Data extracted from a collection
————————

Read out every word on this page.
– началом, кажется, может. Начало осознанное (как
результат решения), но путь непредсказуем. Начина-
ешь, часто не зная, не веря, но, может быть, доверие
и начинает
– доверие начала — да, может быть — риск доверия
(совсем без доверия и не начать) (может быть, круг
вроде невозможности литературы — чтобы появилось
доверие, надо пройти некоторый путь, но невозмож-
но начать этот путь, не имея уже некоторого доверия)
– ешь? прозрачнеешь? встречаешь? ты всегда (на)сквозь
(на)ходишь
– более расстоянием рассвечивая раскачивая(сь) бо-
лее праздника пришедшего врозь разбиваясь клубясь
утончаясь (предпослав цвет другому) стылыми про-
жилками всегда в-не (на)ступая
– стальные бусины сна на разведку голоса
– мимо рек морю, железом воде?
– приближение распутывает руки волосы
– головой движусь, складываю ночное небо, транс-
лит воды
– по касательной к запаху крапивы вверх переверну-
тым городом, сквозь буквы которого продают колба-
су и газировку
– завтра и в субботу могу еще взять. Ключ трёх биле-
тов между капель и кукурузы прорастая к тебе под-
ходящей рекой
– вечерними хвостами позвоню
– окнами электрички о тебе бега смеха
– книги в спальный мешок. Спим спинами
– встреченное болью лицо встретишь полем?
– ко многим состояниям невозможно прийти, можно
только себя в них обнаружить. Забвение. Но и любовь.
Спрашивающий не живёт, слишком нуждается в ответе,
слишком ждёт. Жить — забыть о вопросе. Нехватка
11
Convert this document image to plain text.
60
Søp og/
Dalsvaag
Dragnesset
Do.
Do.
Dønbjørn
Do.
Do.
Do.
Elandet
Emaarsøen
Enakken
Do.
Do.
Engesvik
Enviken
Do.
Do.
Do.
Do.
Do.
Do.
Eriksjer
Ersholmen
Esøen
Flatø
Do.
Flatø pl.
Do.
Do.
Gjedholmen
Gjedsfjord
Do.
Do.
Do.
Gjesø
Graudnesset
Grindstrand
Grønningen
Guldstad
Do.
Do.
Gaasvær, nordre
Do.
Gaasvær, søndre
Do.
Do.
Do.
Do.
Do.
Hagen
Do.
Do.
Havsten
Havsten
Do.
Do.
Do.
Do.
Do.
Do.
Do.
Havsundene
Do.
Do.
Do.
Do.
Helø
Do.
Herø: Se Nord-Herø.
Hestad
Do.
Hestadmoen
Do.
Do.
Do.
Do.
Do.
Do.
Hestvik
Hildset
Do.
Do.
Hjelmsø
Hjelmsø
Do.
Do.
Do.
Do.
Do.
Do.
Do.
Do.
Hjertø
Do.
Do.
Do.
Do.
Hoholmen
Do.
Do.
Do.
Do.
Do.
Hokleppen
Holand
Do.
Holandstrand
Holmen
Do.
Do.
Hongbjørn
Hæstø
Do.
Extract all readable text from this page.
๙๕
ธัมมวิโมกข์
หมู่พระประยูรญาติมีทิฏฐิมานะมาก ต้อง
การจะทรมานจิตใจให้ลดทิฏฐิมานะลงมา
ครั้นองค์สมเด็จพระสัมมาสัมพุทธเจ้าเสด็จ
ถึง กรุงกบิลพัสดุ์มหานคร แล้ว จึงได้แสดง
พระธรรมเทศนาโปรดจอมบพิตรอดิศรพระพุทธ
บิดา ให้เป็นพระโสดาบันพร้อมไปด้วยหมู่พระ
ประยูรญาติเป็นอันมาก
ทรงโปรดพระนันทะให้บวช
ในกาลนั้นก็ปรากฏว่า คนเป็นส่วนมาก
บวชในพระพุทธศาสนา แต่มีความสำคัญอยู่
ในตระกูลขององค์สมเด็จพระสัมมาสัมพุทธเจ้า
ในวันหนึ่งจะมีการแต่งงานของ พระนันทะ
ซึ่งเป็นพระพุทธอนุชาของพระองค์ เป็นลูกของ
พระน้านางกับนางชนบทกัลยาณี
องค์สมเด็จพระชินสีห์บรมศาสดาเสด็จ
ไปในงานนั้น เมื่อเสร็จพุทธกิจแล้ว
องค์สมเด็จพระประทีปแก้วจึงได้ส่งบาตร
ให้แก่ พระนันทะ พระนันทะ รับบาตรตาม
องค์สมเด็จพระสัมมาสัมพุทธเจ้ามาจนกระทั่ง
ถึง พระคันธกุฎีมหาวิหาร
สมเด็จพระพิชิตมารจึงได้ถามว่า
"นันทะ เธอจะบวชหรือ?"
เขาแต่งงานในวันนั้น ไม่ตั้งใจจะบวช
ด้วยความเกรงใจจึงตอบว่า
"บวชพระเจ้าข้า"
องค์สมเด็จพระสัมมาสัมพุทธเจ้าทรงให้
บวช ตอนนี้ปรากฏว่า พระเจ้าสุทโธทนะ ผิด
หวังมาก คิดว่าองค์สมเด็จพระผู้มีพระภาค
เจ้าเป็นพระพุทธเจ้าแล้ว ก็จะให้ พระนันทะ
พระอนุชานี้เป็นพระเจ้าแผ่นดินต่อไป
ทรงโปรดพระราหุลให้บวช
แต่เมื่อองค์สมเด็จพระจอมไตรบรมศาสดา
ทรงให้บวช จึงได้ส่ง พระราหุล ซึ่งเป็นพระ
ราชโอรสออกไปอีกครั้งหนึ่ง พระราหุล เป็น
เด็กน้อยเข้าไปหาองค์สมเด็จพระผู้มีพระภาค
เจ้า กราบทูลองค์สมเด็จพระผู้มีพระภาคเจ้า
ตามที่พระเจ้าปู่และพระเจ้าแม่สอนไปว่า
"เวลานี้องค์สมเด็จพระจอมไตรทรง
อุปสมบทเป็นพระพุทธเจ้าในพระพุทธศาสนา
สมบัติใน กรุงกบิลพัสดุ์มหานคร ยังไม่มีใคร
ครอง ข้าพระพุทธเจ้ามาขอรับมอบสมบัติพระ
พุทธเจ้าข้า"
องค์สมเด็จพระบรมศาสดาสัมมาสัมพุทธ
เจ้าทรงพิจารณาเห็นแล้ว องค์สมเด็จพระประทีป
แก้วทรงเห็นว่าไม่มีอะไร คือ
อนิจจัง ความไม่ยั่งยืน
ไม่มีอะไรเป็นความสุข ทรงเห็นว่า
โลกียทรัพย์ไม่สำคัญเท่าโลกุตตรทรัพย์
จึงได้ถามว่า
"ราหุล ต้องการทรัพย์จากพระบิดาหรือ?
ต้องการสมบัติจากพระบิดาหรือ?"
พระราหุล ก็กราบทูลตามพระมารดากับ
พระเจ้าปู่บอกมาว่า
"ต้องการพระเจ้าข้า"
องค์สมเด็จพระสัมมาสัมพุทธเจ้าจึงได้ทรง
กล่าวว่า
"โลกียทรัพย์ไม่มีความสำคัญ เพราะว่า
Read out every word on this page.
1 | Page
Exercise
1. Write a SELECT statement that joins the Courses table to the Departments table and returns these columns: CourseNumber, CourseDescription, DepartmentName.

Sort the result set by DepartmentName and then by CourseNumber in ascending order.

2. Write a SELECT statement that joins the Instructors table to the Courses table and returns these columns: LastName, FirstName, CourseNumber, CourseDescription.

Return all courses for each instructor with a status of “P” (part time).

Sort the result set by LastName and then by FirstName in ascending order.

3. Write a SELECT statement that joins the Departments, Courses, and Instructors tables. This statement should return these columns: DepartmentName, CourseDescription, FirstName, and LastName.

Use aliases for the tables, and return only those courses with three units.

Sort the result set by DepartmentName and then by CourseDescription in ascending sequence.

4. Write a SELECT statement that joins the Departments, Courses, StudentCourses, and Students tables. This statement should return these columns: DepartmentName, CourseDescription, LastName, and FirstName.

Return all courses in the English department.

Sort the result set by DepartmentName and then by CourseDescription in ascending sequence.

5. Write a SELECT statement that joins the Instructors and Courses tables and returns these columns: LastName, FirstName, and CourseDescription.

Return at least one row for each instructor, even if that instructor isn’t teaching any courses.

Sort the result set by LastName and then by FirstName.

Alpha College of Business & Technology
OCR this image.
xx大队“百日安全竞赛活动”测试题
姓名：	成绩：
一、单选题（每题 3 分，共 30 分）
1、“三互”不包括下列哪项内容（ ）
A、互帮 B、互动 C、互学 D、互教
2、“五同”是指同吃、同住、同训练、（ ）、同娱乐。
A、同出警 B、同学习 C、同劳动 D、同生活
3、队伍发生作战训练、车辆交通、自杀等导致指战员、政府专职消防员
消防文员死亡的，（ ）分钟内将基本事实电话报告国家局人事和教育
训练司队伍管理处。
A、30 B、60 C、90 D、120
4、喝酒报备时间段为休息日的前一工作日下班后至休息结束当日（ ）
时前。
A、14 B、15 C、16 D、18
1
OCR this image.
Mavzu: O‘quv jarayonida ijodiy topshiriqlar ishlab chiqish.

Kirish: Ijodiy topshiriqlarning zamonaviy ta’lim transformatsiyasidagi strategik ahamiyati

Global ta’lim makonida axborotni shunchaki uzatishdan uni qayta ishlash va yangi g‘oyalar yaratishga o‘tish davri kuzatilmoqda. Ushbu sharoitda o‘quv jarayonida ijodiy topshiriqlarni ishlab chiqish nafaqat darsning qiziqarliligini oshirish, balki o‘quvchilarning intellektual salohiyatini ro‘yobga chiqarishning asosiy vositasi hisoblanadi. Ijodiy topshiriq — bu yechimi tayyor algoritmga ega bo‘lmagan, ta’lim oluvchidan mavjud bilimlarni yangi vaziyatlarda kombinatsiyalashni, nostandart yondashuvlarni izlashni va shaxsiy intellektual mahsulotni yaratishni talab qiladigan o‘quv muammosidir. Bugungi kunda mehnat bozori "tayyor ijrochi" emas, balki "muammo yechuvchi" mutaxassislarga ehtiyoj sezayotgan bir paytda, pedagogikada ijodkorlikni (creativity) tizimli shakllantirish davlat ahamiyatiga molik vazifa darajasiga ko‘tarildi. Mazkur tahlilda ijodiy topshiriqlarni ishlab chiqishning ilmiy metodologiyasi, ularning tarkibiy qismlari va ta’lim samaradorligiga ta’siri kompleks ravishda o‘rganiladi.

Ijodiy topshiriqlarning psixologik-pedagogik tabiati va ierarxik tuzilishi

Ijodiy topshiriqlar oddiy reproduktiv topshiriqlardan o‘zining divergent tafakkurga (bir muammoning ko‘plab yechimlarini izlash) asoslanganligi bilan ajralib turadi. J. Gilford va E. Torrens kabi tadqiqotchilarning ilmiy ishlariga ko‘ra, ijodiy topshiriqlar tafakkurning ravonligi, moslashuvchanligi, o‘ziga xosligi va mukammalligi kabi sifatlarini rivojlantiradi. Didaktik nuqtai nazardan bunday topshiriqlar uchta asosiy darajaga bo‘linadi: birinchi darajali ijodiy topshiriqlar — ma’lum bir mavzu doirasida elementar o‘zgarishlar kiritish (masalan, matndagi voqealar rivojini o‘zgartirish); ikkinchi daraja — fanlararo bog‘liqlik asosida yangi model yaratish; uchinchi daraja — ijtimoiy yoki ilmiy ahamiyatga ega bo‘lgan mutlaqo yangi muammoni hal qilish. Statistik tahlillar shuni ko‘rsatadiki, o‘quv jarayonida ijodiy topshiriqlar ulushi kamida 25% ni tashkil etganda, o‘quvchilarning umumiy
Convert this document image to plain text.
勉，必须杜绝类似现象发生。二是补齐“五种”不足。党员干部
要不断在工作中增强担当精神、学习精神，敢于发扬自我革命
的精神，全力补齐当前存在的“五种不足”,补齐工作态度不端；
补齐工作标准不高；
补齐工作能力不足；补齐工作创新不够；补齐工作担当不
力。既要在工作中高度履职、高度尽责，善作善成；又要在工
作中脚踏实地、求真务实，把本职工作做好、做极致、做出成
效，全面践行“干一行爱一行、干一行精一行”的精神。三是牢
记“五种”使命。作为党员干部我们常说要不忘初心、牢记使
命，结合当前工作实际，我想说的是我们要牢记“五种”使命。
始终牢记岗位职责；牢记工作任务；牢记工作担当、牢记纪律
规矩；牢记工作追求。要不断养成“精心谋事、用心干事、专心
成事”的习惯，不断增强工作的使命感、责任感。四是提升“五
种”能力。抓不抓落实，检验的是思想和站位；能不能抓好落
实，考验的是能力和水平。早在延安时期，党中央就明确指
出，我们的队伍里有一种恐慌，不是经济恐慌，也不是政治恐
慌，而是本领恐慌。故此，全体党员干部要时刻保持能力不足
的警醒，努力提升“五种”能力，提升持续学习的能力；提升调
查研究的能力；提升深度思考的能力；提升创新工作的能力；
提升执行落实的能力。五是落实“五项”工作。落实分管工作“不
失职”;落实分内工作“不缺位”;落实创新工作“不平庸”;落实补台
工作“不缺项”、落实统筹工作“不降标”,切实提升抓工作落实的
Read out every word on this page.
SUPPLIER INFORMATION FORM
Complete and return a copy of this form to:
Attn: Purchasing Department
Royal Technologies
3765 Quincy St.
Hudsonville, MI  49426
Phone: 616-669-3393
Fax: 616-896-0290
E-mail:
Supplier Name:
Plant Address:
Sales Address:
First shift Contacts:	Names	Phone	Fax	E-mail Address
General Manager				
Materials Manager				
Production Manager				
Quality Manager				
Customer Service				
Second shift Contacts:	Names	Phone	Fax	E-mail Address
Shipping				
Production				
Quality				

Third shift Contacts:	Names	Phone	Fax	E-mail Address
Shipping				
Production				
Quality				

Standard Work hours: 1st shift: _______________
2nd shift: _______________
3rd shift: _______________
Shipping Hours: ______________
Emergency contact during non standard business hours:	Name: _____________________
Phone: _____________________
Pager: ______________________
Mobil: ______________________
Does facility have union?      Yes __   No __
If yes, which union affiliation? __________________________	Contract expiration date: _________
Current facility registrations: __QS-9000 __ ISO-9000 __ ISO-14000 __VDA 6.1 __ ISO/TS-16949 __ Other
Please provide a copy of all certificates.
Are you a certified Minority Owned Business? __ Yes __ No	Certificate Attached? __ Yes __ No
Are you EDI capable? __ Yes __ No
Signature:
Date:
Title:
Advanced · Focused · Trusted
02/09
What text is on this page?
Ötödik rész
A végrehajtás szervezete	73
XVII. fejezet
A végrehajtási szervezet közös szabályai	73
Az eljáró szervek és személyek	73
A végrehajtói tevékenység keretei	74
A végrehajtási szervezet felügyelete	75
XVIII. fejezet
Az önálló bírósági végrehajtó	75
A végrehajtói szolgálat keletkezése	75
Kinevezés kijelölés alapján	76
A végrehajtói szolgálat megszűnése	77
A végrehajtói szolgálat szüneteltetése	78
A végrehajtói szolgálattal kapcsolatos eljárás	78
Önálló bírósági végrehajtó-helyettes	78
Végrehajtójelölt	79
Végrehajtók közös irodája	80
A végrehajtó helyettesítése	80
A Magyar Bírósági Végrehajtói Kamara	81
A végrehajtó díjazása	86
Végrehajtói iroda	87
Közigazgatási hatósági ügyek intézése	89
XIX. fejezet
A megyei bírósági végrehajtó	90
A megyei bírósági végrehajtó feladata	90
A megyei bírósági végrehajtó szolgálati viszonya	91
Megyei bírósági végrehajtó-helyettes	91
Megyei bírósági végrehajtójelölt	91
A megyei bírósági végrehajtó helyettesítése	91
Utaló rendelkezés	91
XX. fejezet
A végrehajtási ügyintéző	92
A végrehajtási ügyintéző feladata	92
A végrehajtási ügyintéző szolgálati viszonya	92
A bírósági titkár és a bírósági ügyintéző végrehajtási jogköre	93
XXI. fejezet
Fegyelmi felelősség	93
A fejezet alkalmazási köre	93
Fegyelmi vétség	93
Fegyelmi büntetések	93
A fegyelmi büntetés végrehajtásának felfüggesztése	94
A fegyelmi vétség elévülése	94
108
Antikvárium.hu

————————

What you will do: Sift through the entries and copy every line with "viszonya".

Exercise solution:
A megyei bírósági végrehajtó szolgálati viszonya	91
A végrehajtási ügyintéző szolgálati viszonya	92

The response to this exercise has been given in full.